* _Work to complete_
Locate the word "סעיף" in the data below, then copy every line that holds it.

- - - -

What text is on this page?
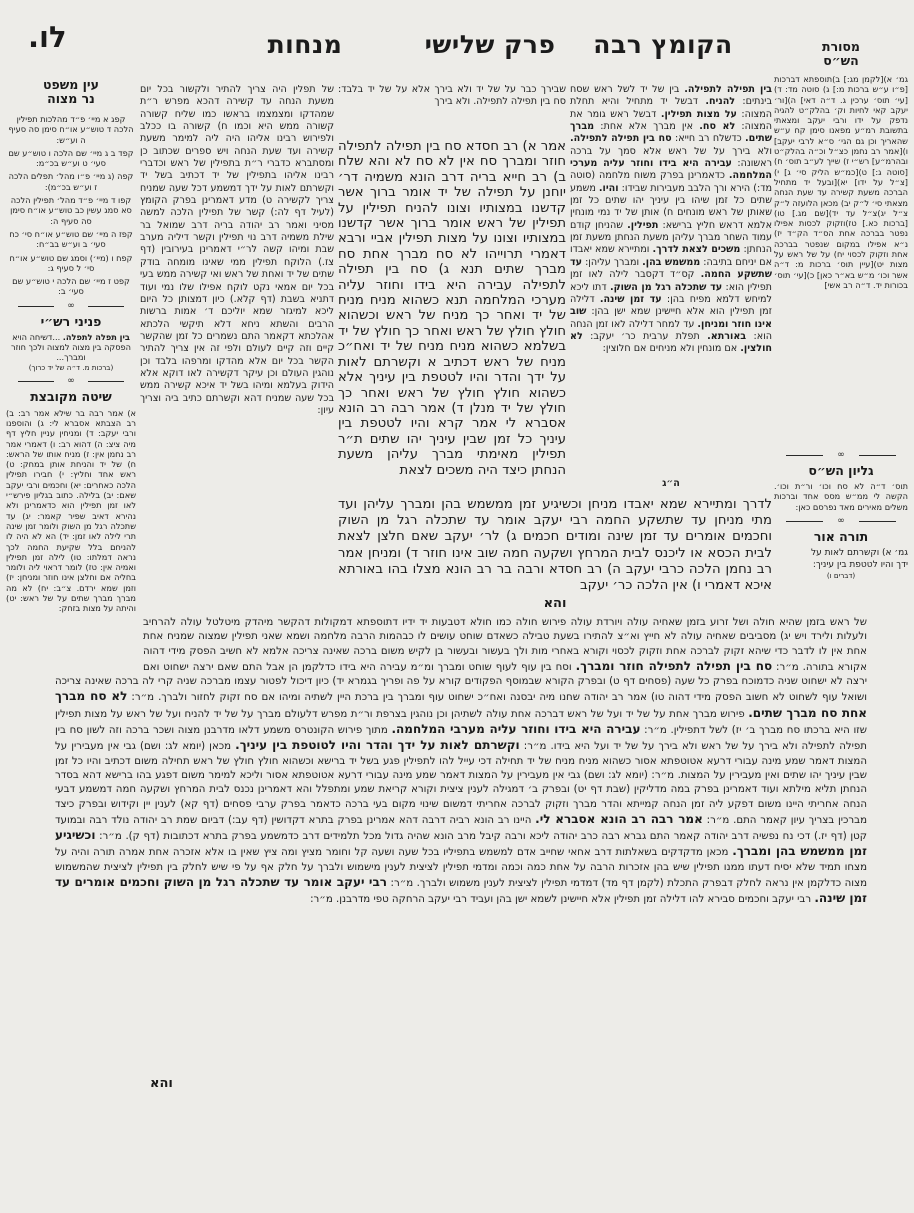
לו.	מנחות	פרק שלישי	הקומץ רבה	מסורת
הש״ס
גמ׳ א)[לקמן מג:] ב)תוספתא דברכות [פ״ו ע״ש ברכות מ:] ג) סוטה מד: ד)[עי׳ תוס׳ ערכין ג. ד״ה דאי] ה)[ור׳ יעקב קאי לחיות וק׳ בהלק״ט להגיה נדפק על ידו ורבי יעקב ומצאתי בתשובת רמ״ע מפאנו סימן קח ע״ש שהאריך וכן גם הגי׳ ס״א לרבי יעקב] ו)[אמר רב נחמן כצ״ל וכ״ה בהלק״ט ובהרמ״ע] רש״י ז) שייך לע״ב תוס׳ ח)[סוטה ג:] ט)[כמ״ש הליק סי׳ ג] י)[צ״ל על ידו] יא)[ובעל יד מתחיל הברכה משעת קשירה עד שעת הנחה מצאתי סי׳ ל״ק יב) מכאן הלועזה ל״ק צ״ל יג)צ״ל עד יד)[שם מג.] טו)[ברכות כא.] טז)וזקוק לכסות אפילו נפטר בברכה אחת הס״ד הק״ד יז) נ״א אפילו במקום שנפטר בברכה אחת וזקוק לכסוי יח) על של ראש על מצות יט)[עיין תוס׳ ברכות מ: ד״ה אשר וכו׳ מ״ש בא״ר כאן] כ)[עי׳ תוס׳ בכורות יד. ד״ה רב אשי]
∞
גליון הש״ס
תוס׳ ד״ה לא סח וכו׳ ור״ת וכו׳. הקשה לי ממ״ש מסס אחד וברכות משלים מאירים מאד נפרסם כאן:
∞
תורה אור
גמ׳ א) וקשרתם לאות על
ידך והיו לטטפת בין עיניך:
(דברים ו)
עין משפט
נר מצוה
קפג א מיי׳ פ״ד מהלכות תפילין הלכה ד טוש״ע או״ח סימן סה סעיף ה וע״ש:
קפד ב ג מיי׳ שם הלכה ו טוש״ע שם סעי׳ ט וע״ש בכ״מ:
קפה (ג מיי׳ פ״ו מהל׳ תפלים הלכה ז וע״ש בכ״מ):
קפו ד מיי׳ פ״ד מהל׳ תפילין הלכה סא סמג עשין כב טוש״ע או״ח סימן סה סעיף ה:
קפז ה מיי׳ שם טוש״ע או״ח סי׳ כח סעי׳ ב וע״ש בב״ח:
קפח ו (מיי׳) וסמג שם טוש״ע או״ח סי׳ ל סעיף ג:
קפט ז מיי׳ שם הלכה י טוש״ע שם סעי׳ ב:
∞
פניני רש״י
בין תפלה לתפלה. ...דשיחה הויא הפסקה בין מצוה למצוה ולכך חוזר ומברך...
(ברכות מ. ד״ה של יד כרוך)
∞
שיטה מקובצת
א) אמר רבה בר שילא אמר רב: ב) רב הצבתא אסברא לי: ג) והוספנו ורבי יעקב: ד) ומניחין עניין חליץ דף מיה ציצ: ה) דהוא רב: ו) דאמרי אמר רב נחמן אין: ז) מניח אותו של הראש: ח) של יד והניחת אותן במחק: ט) ראש אחד וחליץ: י) חבירו תפילין הלכה כאחרים: יא) וחכמים ורבי יעקב שאם: יב) בלילה. כתוב בגליון פירש״י לאו זמן תפילין הוא כדאמרינן ולא נהירא דאיב שפיר קאמר: יג) עד שתכלה רגל מן השוק ולומר זמן שינה תרי לילה לאו זמן: יד) הא לא היה לו להניחם בלל שקיעת החמה לכך נראה דמלתו: טו) לילה זמן תפילין ואמיה אין: טז) לומר דראוי ליה ולומר בחליה אם וחלצן אינו חוזר ומניחן: יז) וזמן שמא ירדם. צ״ב: יח) לא מה מברך מברך שתים על של ראש: יט) והיתה על מצות בזחק:
של תפלין היה צריך להתיר ולקשור בכל יום משעת הנחה עד קשירה דהכא מפרש ר״ת שמהדקו ומצמצמו בראשו כמו שליח קשורה קשורה ממש היא וכמו ח) קשורה בו ככלב ולפירוש רבינו אליהו היה ליה למימר משעת קשירה ועד שעת הנחה ויש ספרים שכתוב כן ומסתברא כדברי ר״ת בתפילין של ראש וכדברי רבינו אליהו בתפילין של יד דכתיב בשל יד וקשרתם לאות על ידך דמשמע דכל שעה שמניח צריך לקשירה ט) מדע דאמרינן בפרק הקומץ (לעיל דף לה:) קשר של תפילין הלכה למשה מסיני ואמר רב יהודה בריה דרב שמואל בר שילת משמיה דרב נוי תפילין וקשר דיליה מערב שבת ומיהו קשה לר״י דאמרינן בעירובין (דף צז.) הלוקח תפילין ממי שאינו מומחה בודק שתים של יד ואחת של ראש ואי קשירה ממש בעי בכל יום אמאי נקט לוקח אפילו שלו נמי ועוד דתניא בשבת (דף קלא.) כיון דמצותן כל היום ליכא למיגזר שמא יוליכם ד׳ אמות ברשות הרבים והשתא ניחא דלא תיקשי הלכתא אהלכתא דקאמר התם נשמרים כל זמן שהקשר קיים וזה קיים לעולם ולפי זה אין צריך להתיר הקשר בכל יום אלא מהדקו ומרפהו בלבד וכן נוהגין העולם וכן עיקר דקשירה לאו דוקא אלא הידוק בעלמא ומיהו בשל יד איכא קשירה ממש בכל שעה שמניח דהא וקשרתם כתיב ביה וצריך עיון:
שבירך כבר על של יד ולא בירך אלא על של יד בלבד: סח בין תפילה לתפילה. ולא בירך
אמר א) רב חסדא סח בין תפילה לתפילה חוזר ומברך סח אין לא סח לא והא שלח ב) רב חייא בריה דרב הונא משמיה דר׳ יוחנן על תפילה של יד אומר ברוך אשר קדשנו במצותיו וצונו להניח תפילין על תפילין של ראש אומר ברוך אשר קדשנו במצותיו וצונו על מצות תפילין אביי ורבא דאמרי תרוייהו לא סח מברך אחת סח מברך שתים תנא ג) סח בין תפילה לתפילה עבירה היא בידו וחוזר עליה מערכי המלחמה תנא כשהוא מניח מניח של יד ואחר כך מניח של ראש וכשהוא חולץ חולץ של ראש ואחר כך חולץ של יד בשלמא כשהוא מניח מניח של יד ואח״כ מניח של ראש דכתיב א וקשרתם לאות על ידך והדר והיו לטטפת בין עיניך אלא כשהוא חולץ חולץ של ראש ואחר כך חולץ של יד מנלן ד) אמר רבה רב הונא אסברא לי אמר קרא והיו לטטפת בין עיניך כל זמן שבין עיניך יהו שתים ת״ר תפילין מאימתי מברך עליהן משעת הנחתן כיצד היה משכים לצאת
בין תפילה לתפילה. בין של יד לשל ראש שסח בינתים: להניח. דבשל יד מתחיל והיא תחלת המצוה: על מצות תפילין. דבשל ראש גומר את המצוה: לא סח. אין מברך אלא אחת: מברך שתים. כדשלח רב חייא: סח בין תפילה לתפילה. ולא בירך על של ראש אלא סמך על ברכה ראשונה: עבירה היא בידו וחוזר עליה מערכי המלחמה. כדאמרינן בפרק משוח מלחמה (סוטה מד:) הירא ורך הלבב מעבירות שבידו: והיו. משמע שתים כל זמן שיהו בין עיניך יהו שתים כל זמן שאותן של ראש מונחים ח) אותן של יד נמי מונחין אלמא דראש חליץ ברישא: תפילין. שהניחן קודם עמוד השחר מברך עליהן משעת הנחתן משעת זמן הנחתן: משכים לצאת לדרך. ומתיירא שמא יאבדו אם יניחם בתיבה: ממשמש בהן. ומברך עליהן: עד שתשקע החמה. קס״ד דקסבר לילה לאו זמן תפילין הוא: עד שתכלה רגל מן השוק. דתו ליכא למיחש דלמא מפיח בהן: עד זמן שינה. דלילה זמן תפילין הוא אלא חיישינן שמא ישן בהן: שוב אינו חוזר ומניחן. עד למחר דלילה לאו זמן הנחה הוא: באורתא. תפלת ערבית כר׳ יעקב: לא חולצין. אם מונחין ולא מניחים אם חלוצין:
ה״ג
לדרך ומתיירא שמא יאבדו מניחן וכשיגיע זמן ממשמש בהן ומברך עליהן ועד מתי מניחן עד שתשקע החמה רבי יעקב אומר עד שתכלה רגל מן השוק וחכמים אומרים עד זמן שינה ומודים חכמים ג) לר׳ יעקב שאם חלצן לצאת לבית הכסא או ליכנס לבית המרחץ ושקעה חמה שוב אינו חוזר ד) ומניחן אמר רב נחמן הלכה כרבי יעקב ה) רב חסדא ורבה בר רב הונא מצלו בהו באורתא איכא דאמרי ו) אין הלכה כר׳ יעקב
והא
של ראש בזמן שהיא חולה ושל זרוע בזמן שאחיה עולה ויורדת עולה פירוש חולה כמו חולא דטבעות יד ידיו דתוספתא דמקולות דהקשר מיהדק מיטלטל עולה להרחיב ולעלות ולירד ויש יג) מסביבים שאחיה עולה לא חייץ וא״צ להתירו בשעת טבילה כשאדם שוחט עושים לו כבהמות הרבה מלחמה ושמא שאני תפילין שמצוה שמניח אחת אחת אין לו לדבר כדי שיהא זקוק לברכה אחת וזקוק לכסוי וקורא באחרי מות ולך בעשור ובעשור בן לקיש משום ברכה שאינה צריכה אלמא לא חשיב הפסק מידי דהוה אקורא בתורה. מ״ר: סח בין תפילה לתפילה חוזר ומברך. וסח בין עוף לעוף שוחט ומברך ומ״מ עבירה היא בידו כדלקמן הן אבל התם שאם ירצה ישחוט ואם ירצה לא ישחוט שניה כדמוכח בפרק כל שעה (פסחים דף ט) ובפרק הקורא שבמוסף הפקודים קורא על פה ופריך בגמרא יד) כיון דיכול לפטור עצמו מברכה שניה קרי לה ברכה שאינה צריכה ושואל עוף לשחוט לא חשוב הפסק מידי דהוה טו) אמר רב יהודה שחנו מיה יבסנה ואח״כ ישחוט עוף ומברך בין ברכת היין לשתיה ומיהו אם סח זקוק לחזור ולברך. מ״ר: לא סח מברך אחת סח מברך שתים. פירוש מברך אחת על של יד ועל של ראש דברכה אחת עולה לשתיהן וכן נוהגין בצרפת ור״ת מפרש דלעולם מברך על של יד להניח ועל של ראש על מצות תפילין שזו היא ברכתו סח מברך ב׳ יז) לשל דתפילין. מ״ר: עבירה היא בידו וחוזר עליה מערבי המלחמה. מתוך פירוש הקונטרס משמע דלאו מדרבנן מצוה ושכר ברכה וזה לשון סח בין תפילה לתפילה ולא בירך על של ראש ולא בירך על של יד ועל היא בידו. מ״ר: וקשרתם לאות על ידך והדר והיו לטוטפת בין עיניך. מכאן (יומא לג: ושם) גבי אין מעבירין על המצות דאמר שמע מינה עבורי דרעא אטוטפתא אסור כשהוא מניח מניח של יד תחילה דכי עייל להו לתפילין פגע בשל יד ברישא וכשהוא חולץ חולץ של ראש תחילה משום דכתיב והיו כל זמן שבין עיניך יהו שתים ואין מעבירין על המצות. מ״ר: (יומא לג: ושם) גבי אין מעבירין על המצות דאמר שמע מינה עבורי דרעא אטוטפתא אסור וליכא למימר משום דפגע בהו ברישא דהא בסדר הנחתן תליא מילתא ועוד דאמרינן בפרק במה מדליקין (שבת דף יט) ובפרק ב׳ דמגילה לענין ציצית וקורא קריאת שמע ומתפלל והא דאמרינן נכנס לבית המרחץ ושקעה חמה דמשמע דבעי הנחה אחריתי היינו משום דפקע ליה זמן הנחה קמייתא והדר מברך וזקוק לברכה אחריתי דמשום שינוי מקום בעי ברכה כדאמר בפרק ערבי פסחים (דף קא) לענין יין וקידוש ובפרק כיצד מברכין בצריך עיון קאמר התם. מ״ר: אמר רבה רב הונא אסברא לי. היינו רב הונא רביה דרבה דהא אמרינן בפרק בתרא דקדושין (דף עב:) דביום שמת רב יהודה נולד רבה ובמועד קטן (דף יז.) דכי נח נפשיה דרב יהודה קאמר התם גברא רבה כרב יהודה ליכא ורבה קיבל מרב הונא שהיה גדול מכל תלמידים דרב כדמשמע בפרק בתרא דכתובות (דף ק). מ״ר: וכשיגיע זמן ממשמש בהן ומברך. מכאן מדקדקים בשאלתות דרב אחאי שחייב אדם למשמש בתפיליו בכל שעה ושעה קל וחומר מציץ ומה ציץ שאין בו אלא אזכרה אחת אמרה תורה והיה על מצחו תמיד שלא יסיח דעתו ממנו תפילין שיש בהן אזכרות הרבה על אחת כמה וכמה ומדמי תפילין לציצית לענין מישמוש ולברך על חלק אף על פי שיש לחלק בין תפילין לציצית שהמשמוש מצוה כדלקמן אין נראה לחלק דבפרק התכלת (לקמן דף מד) דמדמי תפילין לציצית לענין משמוש ולברך. מ״ר: רבי יעקב אומר עד שתכלה רגל מן השוק וחכמים אומרים עד זמן שינה. רבי יעקב וחכמים סבירא להו דלילה זמן תפילין אלא חיישינן לשמא ישן בהן ועביד רבי יעקב הרחקה טפי מדרבנן. מ״ר:
והא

- - - -

* _The output_
קפג א מיי׳ פ״ד מהלכות תפילין הלכה ד טוש״ע או״ח סימן סה סעיף ה וע״ש:
קפו ד מיי׳ פ״ד מהל׳ תפילין הלכה סא סמג עשין כב טוש״ע או״ח סימן סה סעיף ה:
קפח ו (מיי׳) וסמג שם טוש״ע או״ח סי׳ ל סעיף ג:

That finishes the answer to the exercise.